STATED GOAL » Go through the lines below and copy each one that holds the string "的合力范围为".

## START EXCERPTED DATA

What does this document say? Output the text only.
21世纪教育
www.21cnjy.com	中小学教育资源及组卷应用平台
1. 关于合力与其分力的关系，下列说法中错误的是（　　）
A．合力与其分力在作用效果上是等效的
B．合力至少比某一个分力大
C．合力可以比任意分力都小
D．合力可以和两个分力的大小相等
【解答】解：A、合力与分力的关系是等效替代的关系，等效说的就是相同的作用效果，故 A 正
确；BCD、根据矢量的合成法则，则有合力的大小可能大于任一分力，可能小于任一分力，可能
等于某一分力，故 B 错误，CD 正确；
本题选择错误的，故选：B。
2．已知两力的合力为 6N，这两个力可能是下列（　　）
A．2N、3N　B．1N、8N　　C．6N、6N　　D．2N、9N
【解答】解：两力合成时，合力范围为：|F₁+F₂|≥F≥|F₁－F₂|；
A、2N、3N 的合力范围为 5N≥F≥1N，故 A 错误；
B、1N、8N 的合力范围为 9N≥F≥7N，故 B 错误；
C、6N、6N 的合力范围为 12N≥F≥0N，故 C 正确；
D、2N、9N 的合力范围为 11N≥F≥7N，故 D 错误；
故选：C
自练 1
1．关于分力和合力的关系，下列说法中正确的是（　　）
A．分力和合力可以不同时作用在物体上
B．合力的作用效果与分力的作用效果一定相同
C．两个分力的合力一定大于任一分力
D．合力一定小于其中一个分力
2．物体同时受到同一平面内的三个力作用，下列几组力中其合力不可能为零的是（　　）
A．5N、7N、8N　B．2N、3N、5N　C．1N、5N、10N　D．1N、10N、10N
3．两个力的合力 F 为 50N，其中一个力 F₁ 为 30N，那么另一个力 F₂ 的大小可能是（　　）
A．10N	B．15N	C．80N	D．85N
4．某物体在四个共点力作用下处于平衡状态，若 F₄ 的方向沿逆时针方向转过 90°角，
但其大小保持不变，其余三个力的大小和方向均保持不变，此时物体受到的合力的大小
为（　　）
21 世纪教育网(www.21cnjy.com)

## END EXCERPTED DATA

REPLY TO THE EXERCISE »
A、2N、3N 的合力范围为 5N≥F≥1N，故 A 错误；
B、1N、8N 的合力范围为 9N≥F≥7N，故 B 错误；
C、6N、6N 的合力范围为 12N≥F≥0N，故 C 正确；
D、2N、9N 的合力范围为 11N≥F≥7N，故 D 错误；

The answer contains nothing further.